▸ EXERCISE BRIEF:
Determine which lines contain the word "each", then copy those lines.

■ ■ ■ ■

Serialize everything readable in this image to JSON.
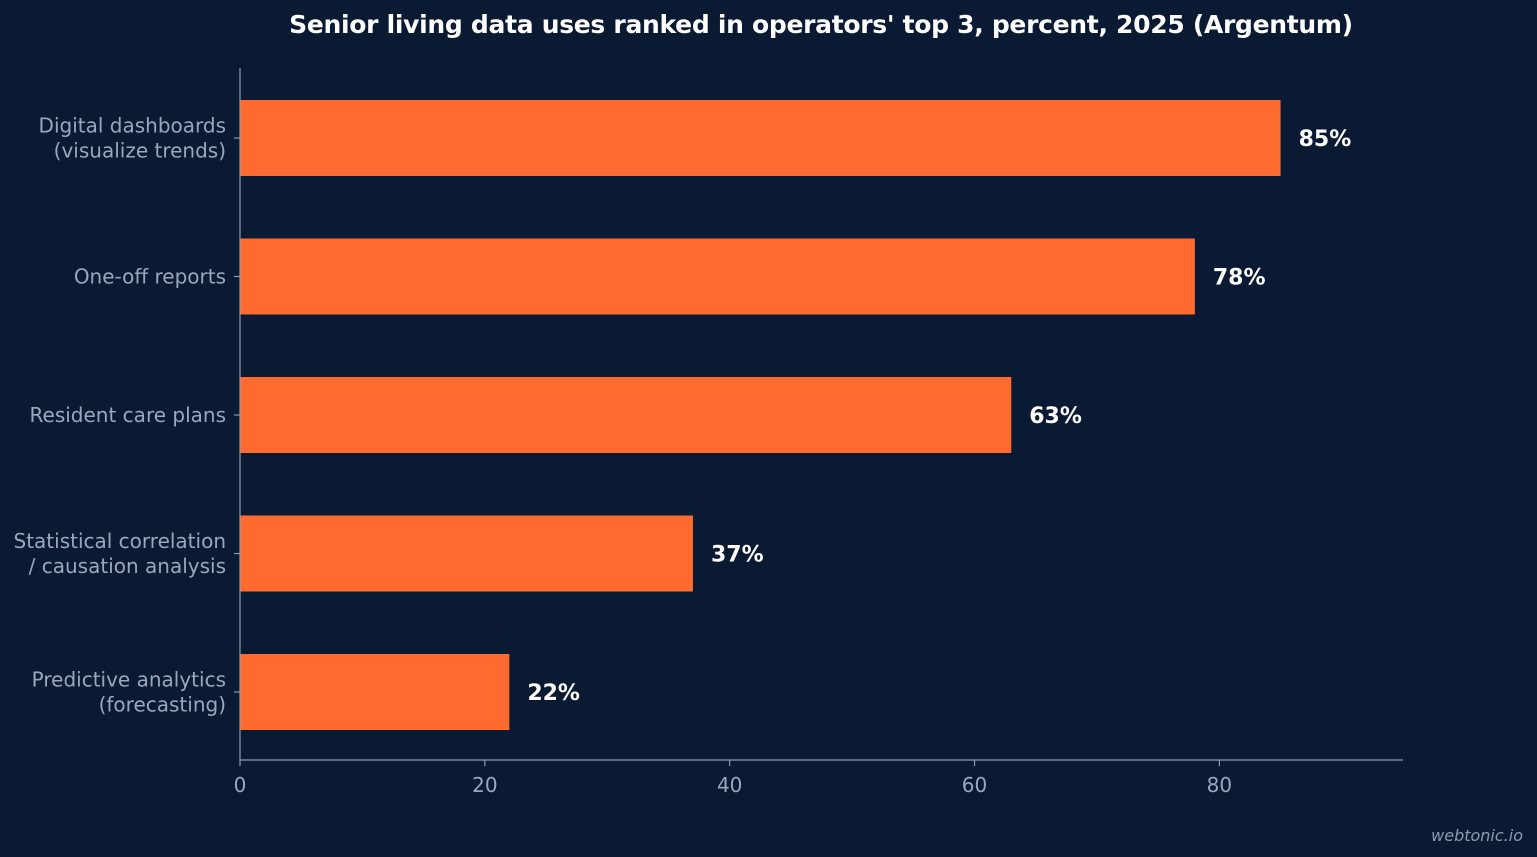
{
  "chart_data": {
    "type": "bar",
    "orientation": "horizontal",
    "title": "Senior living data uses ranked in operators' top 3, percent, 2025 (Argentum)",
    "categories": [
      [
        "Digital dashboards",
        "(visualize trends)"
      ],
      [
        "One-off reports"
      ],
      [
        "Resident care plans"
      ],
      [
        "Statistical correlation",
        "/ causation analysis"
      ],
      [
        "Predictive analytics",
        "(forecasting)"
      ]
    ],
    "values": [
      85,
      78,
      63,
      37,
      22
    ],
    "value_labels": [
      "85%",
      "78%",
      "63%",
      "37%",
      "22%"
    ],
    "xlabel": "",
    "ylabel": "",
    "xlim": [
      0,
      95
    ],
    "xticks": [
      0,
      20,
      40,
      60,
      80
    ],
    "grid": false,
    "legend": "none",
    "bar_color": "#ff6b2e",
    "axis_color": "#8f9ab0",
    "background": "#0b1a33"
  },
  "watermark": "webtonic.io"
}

■ ■ ■ ■

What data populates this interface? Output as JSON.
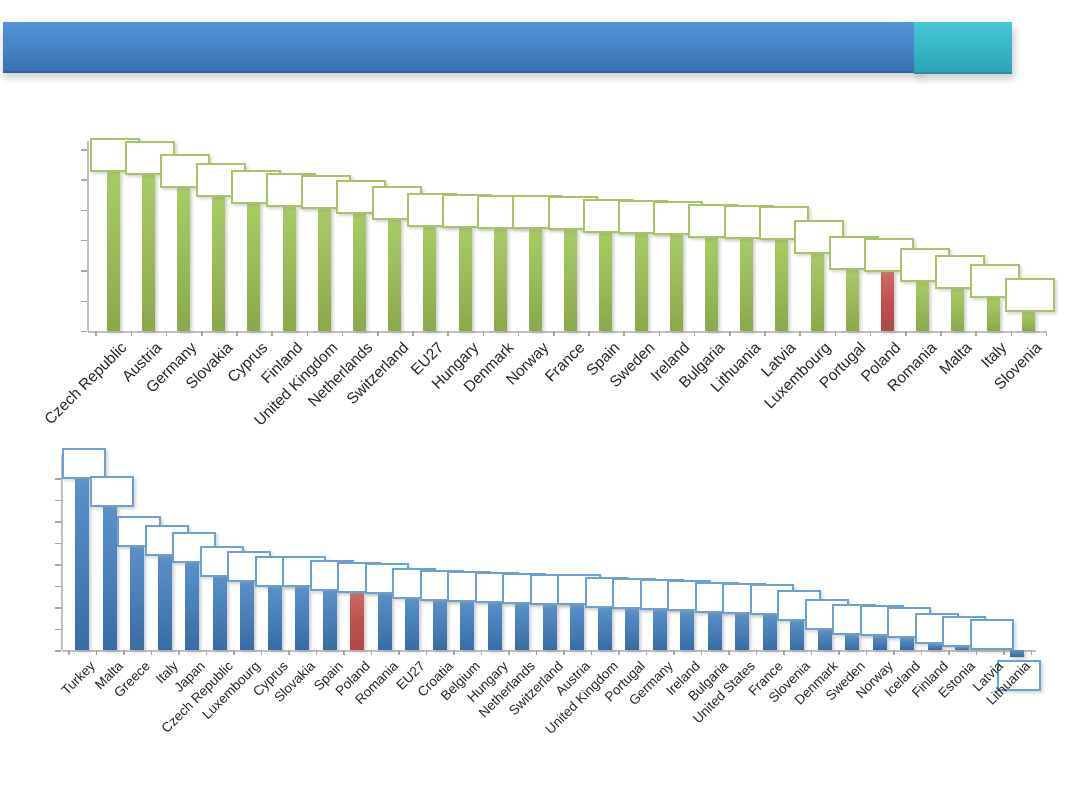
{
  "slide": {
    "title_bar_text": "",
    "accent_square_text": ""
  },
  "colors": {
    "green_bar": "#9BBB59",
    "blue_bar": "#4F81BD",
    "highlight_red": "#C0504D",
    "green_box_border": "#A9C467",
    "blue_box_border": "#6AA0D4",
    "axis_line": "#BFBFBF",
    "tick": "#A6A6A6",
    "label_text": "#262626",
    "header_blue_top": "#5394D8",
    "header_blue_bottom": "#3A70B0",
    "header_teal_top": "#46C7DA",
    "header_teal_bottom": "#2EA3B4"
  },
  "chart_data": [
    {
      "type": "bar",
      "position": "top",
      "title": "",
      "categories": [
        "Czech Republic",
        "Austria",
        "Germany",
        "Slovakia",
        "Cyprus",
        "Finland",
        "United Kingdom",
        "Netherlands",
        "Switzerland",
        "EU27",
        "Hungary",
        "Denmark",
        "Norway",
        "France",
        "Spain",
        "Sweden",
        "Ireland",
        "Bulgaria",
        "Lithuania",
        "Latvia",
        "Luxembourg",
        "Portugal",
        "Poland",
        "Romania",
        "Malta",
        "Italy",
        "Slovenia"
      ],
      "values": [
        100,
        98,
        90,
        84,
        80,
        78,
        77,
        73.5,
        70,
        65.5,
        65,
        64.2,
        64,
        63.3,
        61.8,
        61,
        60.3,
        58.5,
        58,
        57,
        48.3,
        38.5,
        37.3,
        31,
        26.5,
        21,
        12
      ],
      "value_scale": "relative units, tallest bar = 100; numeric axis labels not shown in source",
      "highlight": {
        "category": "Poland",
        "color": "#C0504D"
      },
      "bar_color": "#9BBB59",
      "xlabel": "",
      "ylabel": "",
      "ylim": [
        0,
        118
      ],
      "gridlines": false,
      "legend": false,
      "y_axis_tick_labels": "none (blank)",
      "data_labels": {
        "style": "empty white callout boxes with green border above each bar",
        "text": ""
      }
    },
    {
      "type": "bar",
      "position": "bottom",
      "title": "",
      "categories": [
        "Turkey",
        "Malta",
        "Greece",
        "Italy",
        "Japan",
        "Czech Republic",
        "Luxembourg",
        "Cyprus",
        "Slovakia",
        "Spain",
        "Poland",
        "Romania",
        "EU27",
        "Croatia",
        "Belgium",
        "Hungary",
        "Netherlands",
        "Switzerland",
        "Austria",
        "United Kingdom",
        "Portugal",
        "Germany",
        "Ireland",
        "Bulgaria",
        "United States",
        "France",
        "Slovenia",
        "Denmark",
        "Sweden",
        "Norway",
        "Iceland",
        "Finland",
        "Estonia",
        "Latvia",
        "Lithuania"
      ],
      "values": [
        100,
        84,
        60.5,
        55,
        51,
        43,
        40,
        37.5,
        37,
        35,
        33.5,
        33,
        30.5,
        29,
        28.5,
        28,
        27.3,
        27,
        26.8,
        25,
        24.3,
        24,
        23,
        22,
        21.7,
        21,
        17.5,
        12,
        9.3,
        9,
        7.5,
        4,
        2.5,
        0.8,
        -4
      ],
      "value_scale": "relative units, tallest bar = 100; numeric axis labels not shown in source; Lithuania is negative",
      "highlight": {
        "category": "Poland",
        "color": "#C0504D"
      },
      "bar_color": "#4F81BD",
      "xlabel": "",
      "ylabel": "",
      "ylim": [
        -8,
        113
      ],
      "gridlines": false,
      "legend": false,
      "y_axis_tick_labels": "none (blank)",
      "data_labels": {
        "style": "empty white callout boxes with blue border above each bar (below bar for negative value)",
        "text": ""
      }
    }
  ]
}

■ ■ ■ ■

▸ FINISHED EXERCISE:
        "style": "empty white callout boxes with green border above each bar",
        "style": "empty white callout boxes with blue border above each bar (below bar for negative value)",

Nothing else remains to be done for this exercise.